*Exercise requirements*
The entries below need to be written out exactly, with no pictures included.

Stored items
..........

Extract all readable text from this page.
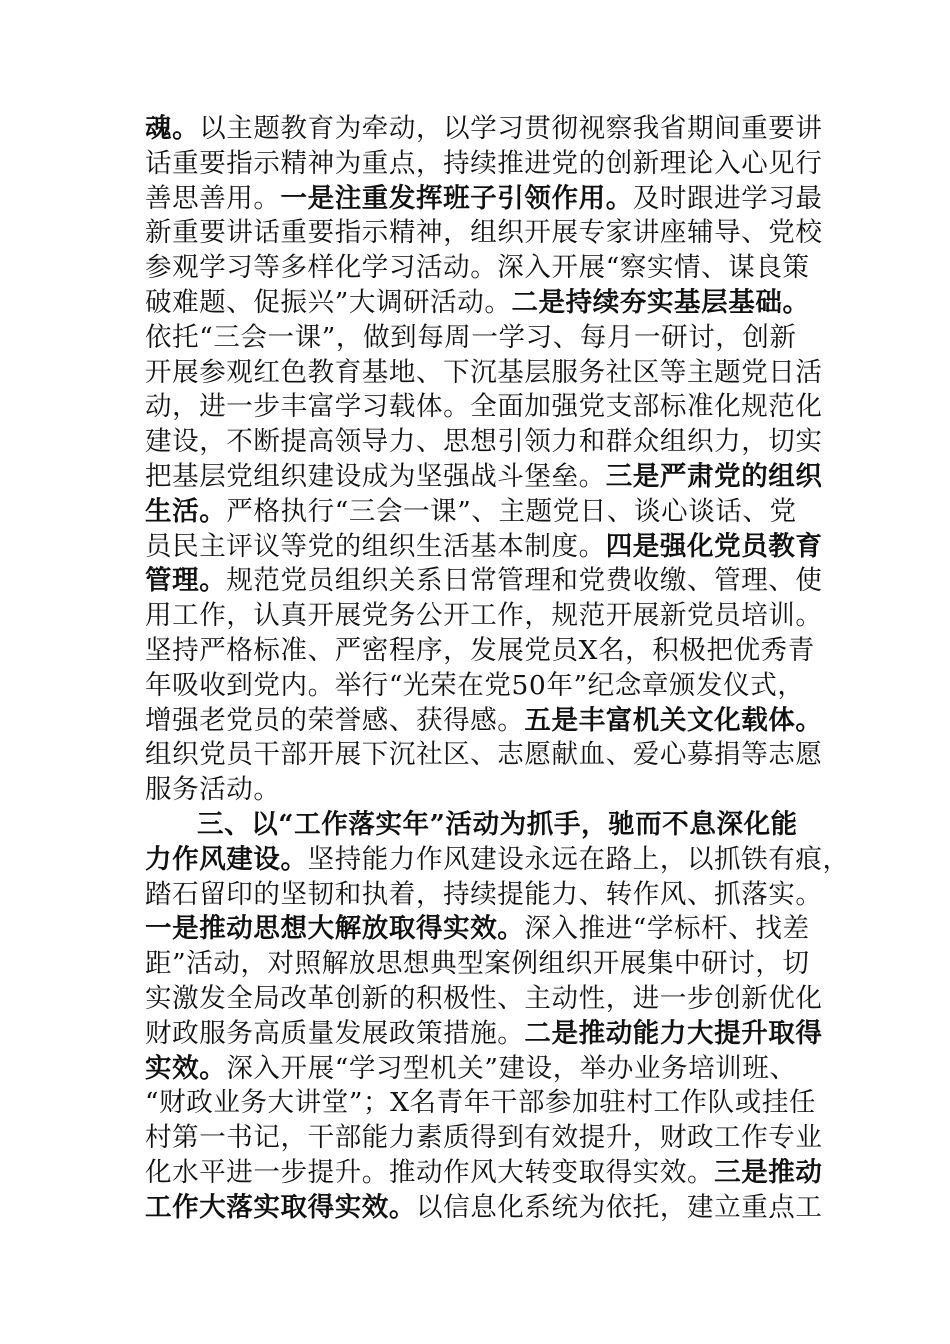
魂。以主题教育为牵动，以学习贯彻视察我省期间重要讲
话重要指示精神为重点，持续推进党的创新理论入心见行
善思善用。一是注重发挥班子引领作用。及时跟进学习最
新重要讲话重要指示精神，组织开展专家讲座辅导、党校
参观学习等多样化学习活动。深入开展“察实情、谋良策
破难题、促振兴”大调研活动。二是持续夯实基层基础。
依托“三会一课”，做到每周一学习、每月一研讨，创新
开展参观红色教育基地、下沉基层服务社区等主题党日活
动，进一步丰富学习载体。全面加强党支部标准化规范化
建设，不断提高领导力、思想引领力和群众组织力，切实
把基层党组织建设成为坚强战斗堡垒。三是严肃党的组织
生活。严格执行“三会一课”、主题党日、谈心谈话、党
员民主评议等党的组织生活基本制度。四是强化党员教育
管理。规范党员组织关系日常管理和党费收缴、管理、使
用工作，认真开展党务公开工作，规范开展新党员培训。
坚持严格标准、严密程序，发展党员X名，积极把优秀青
年吸收到党内。举行“光荣在党50年”纪念章颁发仪式，
增强老党员的荣誉感、获得感。五是丰富机关文化载体。
组织党员干部开展下沉社区、志愿献血、爱心募捐等志愿
服务活动。
三、以“工作落实年”活动为抓手，驰而不息深化能
力作风建设。坚持能力作风建设永远在路上，以抓铁有痕，
踏石留印的坚韧和执着，持续提能力、转作风、抓落实。
一是推动思想大解放取得实效。深入推进“学标杆、找差
距”活动，对照解放思想典型案例组织开展集中研讨，切
实激发全局改革创新的积极性、主动性，进一步创新优化
财政服务高质量发展政策措施。二是推动能力大提升取得
实效。深入开展“学习型机关”建设，举办业务培训班、
“财政业务大讲堂”；X名青年干部参加驻村工作队或挂任
村第一书记，干部能力素质得到有效提升，财政工作专业
化水平进一步提升。推动作风大转变取得实效。三是推动
工作大落实取得实效。以信息化系统为依托，建立重点工
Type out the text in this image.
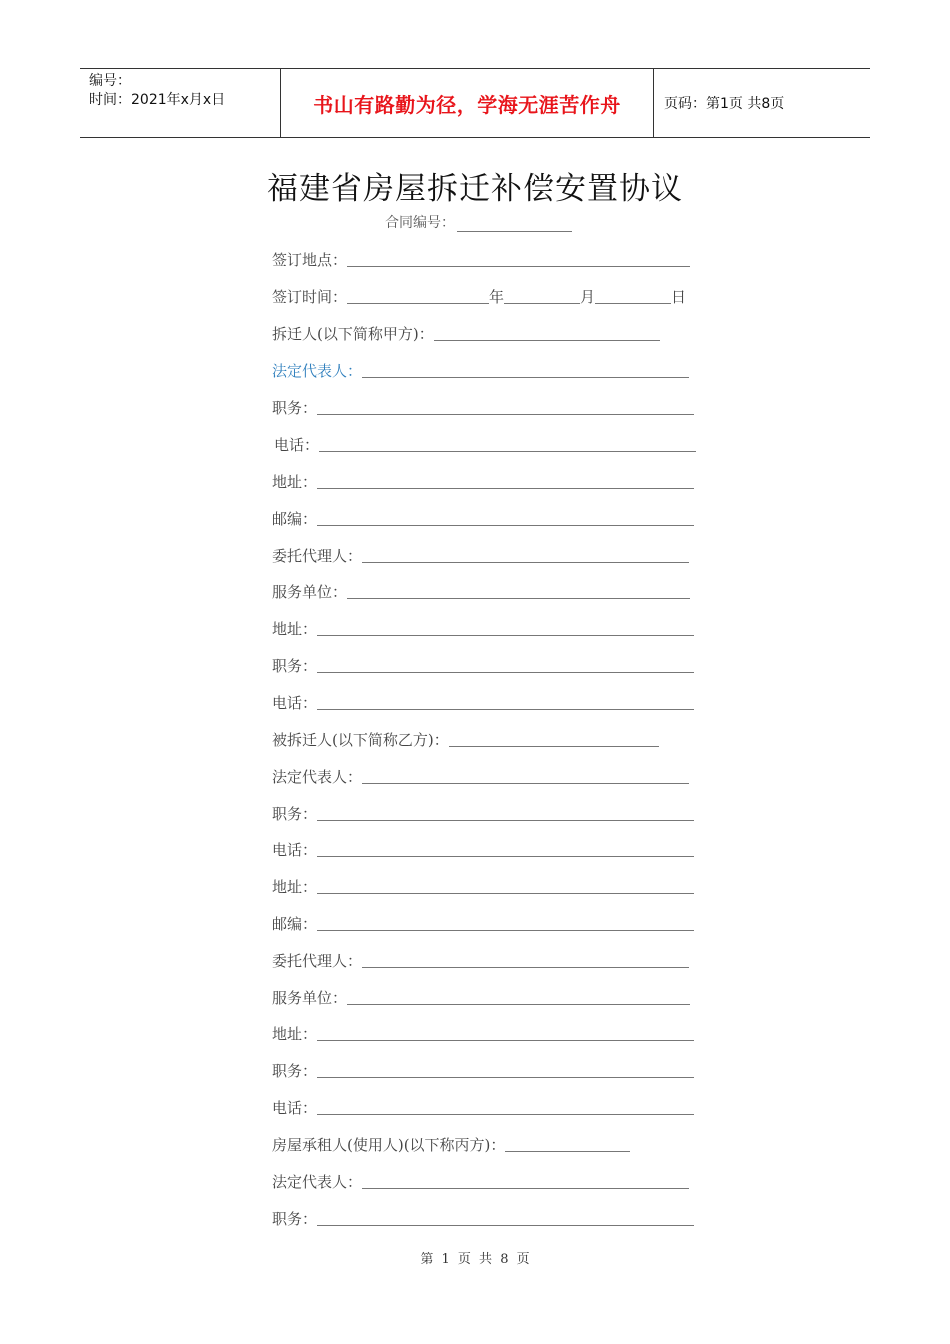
编号：
时间：2021年x月x日	书山有路勤为径，学海无涯苦作舟	页码：第1页 共8页
福建省房屋拆迁补偿安置协议
合同编号：
签订地点：
签订时间：	年	月	日
拆迁人(以下简称甲方)：
法定代表人：
职务：
电话：
地址：
邮编：
委托代理人：
服务单位：
地址：
职务：
电话：
被拆迁人(以下简称乙方)：
法定代表人：
职务：
电话：
地址：
邮编：
委托代理人：
服务单位：
地址：
职务：
电话：
房屋承租人(使用人)(以下称丙方)：
法定代表人：
职务：
第 1 页 共 8 页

..........

*The answer*
Extract all readable text from this page.
魂。以主题教育为牵动，以学习贯彻视察我省期间重要讲
话重要指示精神为重点，持续推进党的创新理论入心见行
善思善用。一是注重发挥班子引领作用。及时跟进学习最
新重要讲话重要指示精神，组织开展专家讲座辅导、党校
参观学习等多样化学习活动。深入开展“察实情、谋良策
破难题、促振兴”大调研活动。二是持续夯实基层基础。
依托“三会一课”，做到每周一学习、每月一研讨，创新
开展参观红色教育基地、下沉基层服务社区等主题党日活
动，进一步丰富学习载体。全面加强党支部标准化规范化
建设，不断提高领导力、思想引领力和群众组织力，切实
把基层党组织建设成为坚强战斗堡垒。三是严肃党的组织
生活。严格执行“三会一课”、主题党日、谈心谈话、党
员民主评议等党的组织生活基本制度。四是强化党员教育
管理。规范党员组织关系日常管理和党费收缴、管理、使
用工作，认真开展党务公开工作，规范开展新党员培训。
坚持严格标准、严密程序，发展党员X名，积极把优秀青
年吸收到党内。举行“光荣在党50年”纪念章颁发仪式，
增强老党员的荣誉感、获得感。五是丰富机关文化载体。
组织党员干部开展下沉社区、志愿献血、爱心募捐等志愿
服务活动。
三、以“工作落实年”活动为抓手，驰而不息深化能
力作风建设。坚持能力作风建设永远在路上，以抓铁有痕，
踏石留印的坚韧和执着，持续提能力、转作风、抓落实。
一是推动思想大解放取得实效。深入推进“学标杆、找差
距”活动，对照解放思想典型案例组织开展集中研讨，切
实激发全局改革创新的积极性、主动性，进一步创新优化
财政服务高质量发展政策措施。二是推动能力大提升取得
实效。深入开展“学习型机关”建设，举办业务培训班、
“财政业务大讲堂”；X名青年干部参加驻村工作队或挂任
村第一书记，干部能力素质得到有效提升，财政工作专业
化水平进一步提升。推动作风大转变取得实效。三是推动
工作大落实取得实效。以信息化系统为依托，建立重点工
Type out the text in this image.
编号：
时间：2021年x月x日	书山有路勤为径，学海无涯苦作舟	页码：第1页 共8页
福建省房屋拆迁补偿安置协议
合同编号：
签订地点：
签订时间：	年	月	日
拆迁人(以下简称甲方)：
法定代表人：
职务：
电话：
地址：
邮编：
委托代理人：
服务单位：
地址：
职务：
电话：
被拆迁人(以下简称乙方)：
法定代表人：
职务：
电话：
地址：
邮编：
委托代理人：
服务单位：
地址：
职务：
电话：
房屋承租人(使用人)(以下称丙方)：
法定代表人：
职务：
第 1 页 共 8 页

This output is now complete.